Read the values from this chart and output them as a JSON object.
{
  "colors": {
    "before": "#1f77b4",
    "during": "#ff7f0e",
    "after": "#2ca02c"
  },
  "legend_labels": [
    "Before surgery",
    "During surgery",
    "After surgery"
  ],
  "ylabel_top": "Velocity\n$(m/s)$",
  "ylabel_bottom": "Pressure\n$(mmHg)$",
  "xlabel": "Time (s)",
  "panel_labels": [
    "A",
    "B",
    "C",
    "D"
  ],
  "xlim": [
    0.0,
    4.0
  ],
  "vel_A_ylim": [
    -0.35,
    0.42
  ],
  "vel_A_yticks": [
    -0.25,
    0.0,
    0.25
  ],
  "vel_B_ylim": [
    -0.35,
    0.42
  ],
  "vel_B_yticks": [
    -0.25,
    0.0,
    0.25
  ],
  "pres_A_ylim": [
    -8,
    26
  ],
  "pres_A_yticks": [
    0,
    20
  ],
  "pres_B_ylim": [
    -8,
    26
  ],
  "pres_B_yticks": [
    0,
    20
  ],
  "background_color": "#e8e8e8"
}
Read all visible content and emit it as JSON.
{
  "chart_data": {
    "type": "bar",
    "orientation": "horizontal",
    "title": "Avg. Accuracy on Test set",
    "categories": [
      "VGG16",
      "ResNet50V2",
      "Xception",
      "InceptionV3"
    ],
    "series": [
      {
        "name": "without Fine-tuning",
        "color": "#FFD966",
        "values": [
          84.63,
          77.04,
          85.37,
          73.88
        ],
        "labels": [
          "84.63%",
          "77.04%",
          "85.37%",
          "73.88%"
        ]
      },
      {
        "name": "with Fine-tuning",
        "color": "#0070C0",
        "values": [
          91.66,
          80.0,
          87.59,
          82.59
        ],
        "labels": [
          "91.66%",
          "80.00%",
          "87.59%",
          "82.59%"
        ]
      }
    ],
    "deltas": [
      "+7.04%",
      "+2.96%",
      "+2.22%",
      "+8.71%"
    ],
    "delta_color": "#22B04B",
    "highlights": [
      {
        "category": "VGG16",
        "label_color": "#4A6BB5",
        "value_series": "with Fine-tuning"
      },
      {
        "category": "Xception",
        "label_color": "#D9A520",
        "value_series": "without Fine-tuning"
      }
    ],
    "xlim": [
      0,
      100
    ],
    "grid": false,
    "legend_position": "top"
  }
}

--*--

YOUR OBJECTIVE ->
The records above should be repeated in full, exactly as given.

CORRECT OUTPUT ->
Read the values from this chart and output them as a JSON object.
{
  "colors": {
    "before": "#1f77b4",
    "during": "#ff7f0e",
    "after": "#2ca02c"
  },
  "legend_labels": [
    "Before surgery",
    "During surgery",
    "After surgery"
  ],
  "ylabel_top": "Velocity\n$(m/s)$",
  "ylabel_bottom": "Pressure\n$(mmHg)$",
  "xlabel": "Time (s)",
  "panel_labels": [
    "A",
    "B",
    "C",
    "D"
  ],
  "xlim": [
    0.0,
    4.0
  ],
  "vel_A_ylim": [
    -0.35,
    0.42
  ],
  "vel_A_yticks": [
    -0.25,
    0.0,
    0.25
  ],
  "vel_B_ylim": [
    -0.35,
    0.42
  ],
  "vel_B_yticks": [
    -0.25,
    0.0,
    0.25
  ],
  "pres_A_ylim": [
    -8,
    26
  ],
  "pres_A_yticks": [
    0,
    20
  ],
  "pres_B_ylim": [
    -8,
    26
  ],
  "pres_B_yticks": [
    0,
    20
  ],
  "background_color": "#e8e8e8"
}
Read all visible content and emit it as JSON.
{
  "chart_data": {
    "type": "bar",
    "orientation": "horizontal",
    "title": "Avg. Accuracy on Test set",
    "categories": [
      "VGG16",
      "ResNet50V2",
      "Xception",
      "InceptionV3"
    ],
    "series": [
      {
        "name": "without Fine-tuning",
        "color": "#FFD966",
        "values": [
          84.63,
          77.04,
          85.37,
          73.88
        ],
        "labels": [
          "84.63%",
          "77.04%",
          "85.37%",
          "73.88%"
        ]
      },
      {
        "name": "with Fine-tuning",
        "color": "#0070C0",
        "values": [
          91.66,
          80.0,
          87.59,
          82.59
        ],
        "labels": [
          "91.66%",
          "80.00%",
          "87.59%",
          "82.59%"
        ]
      }
    ],
    "deltas": [
      "+7.04%",
      "+2.96%",
      "+2.22%",
      "+8.71%"
    ],
    "delta_color": "#22B04B",
    "highlights": [
      {
        "category": "VGG16",
        "label_color": "#4A6BB5",
        "value_series": "with Fine-tuning"
      },
      {
        "category": "Xception",
        "label_color": "#D9A520",
        "value_series": "without Fine-tuning"
      }
    ],
    "xlim": [
      0,
      100
    ],
    "grid": false,
    "legend_position": "top"
  }
}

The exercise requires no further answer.